**Brief**
Output the material beneath this task exactly, images excluded.

**Data lines**
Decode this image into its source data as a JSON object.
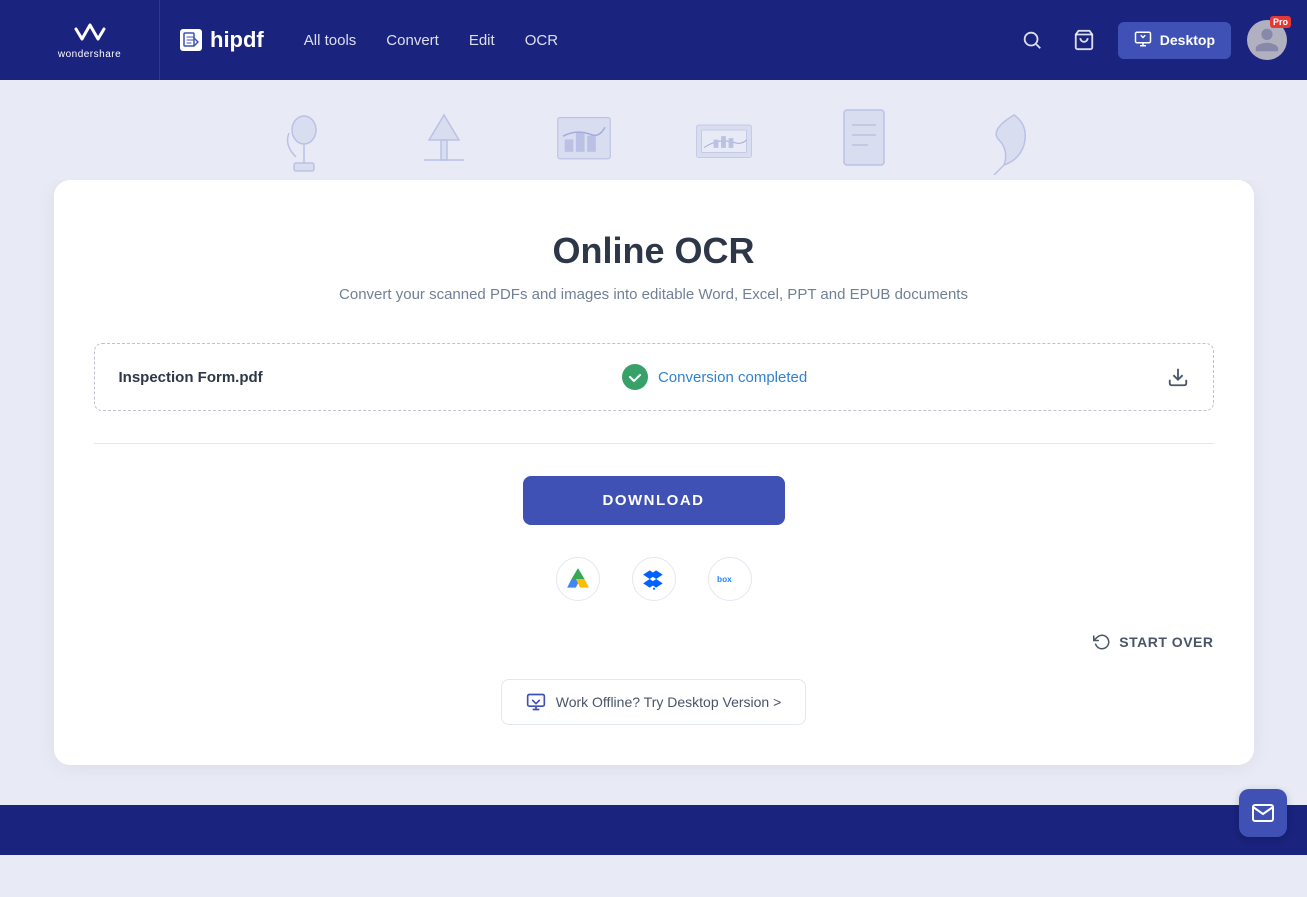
{
  "brand": {
    "wondershare_label": "wondershare",
    "hipdf_label": "hipdf"
  },
  "nav": {
    "all_tools": "All tools",
    "convert": "Convert",
    "edit": "Edit",
    "ocr": "OCR",
    "desktop_btn": "Desktop"
  },
  "hero": {
    "title": "Online OCR",
    "subtitle": "Convert your scanned PDFs and images into editable Word, Excel, PPT and EPUB documents"
  },
  "file_row": {
    "file_name": "Inspection Form.pdf",
    "status_text_1": "Conversion ",
    "status_highlight": "completed"
  },
  "actions": {
    "download_btn": "DOWNLOAD",
    "start_over_btn": "START OVER",
    "offline_text": "Work Offline? Try Desktop Version >"
  },
  "pro_badge": "Pro"
}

**Final result**
Decode this image into its source data as a JSON object.
{
  "brand": {
    "wondershare_label": "wondershare",
    "hipdf_label": "hipdf"
  },
  "nav": {
    "all_tools": "All tools",
    "convert": "Convert",
    "edit": "Edit",
    "ocr": "OCR",
    "desktop_btn": "Desktop"
  },
  "hero": {
    "title": "Online OCR",
    "subtitle": "Convert your scanned PDFs and images into editable Word, Excel, PPT and EPUB documents"
  },
  "file_row": {
    "file_name": "Inspection Form.pdf",
    "status_text_1": "Conversion ",
    "status_highlight": "completed"
  },
  "actions": {
    "download_btn": "DOWNLOAD",
    "start_over_btn": "START OVER",
    "offline_text": "Work Offline? Try Desktop Version >"
  },
  "pro_badge": "Pro"
}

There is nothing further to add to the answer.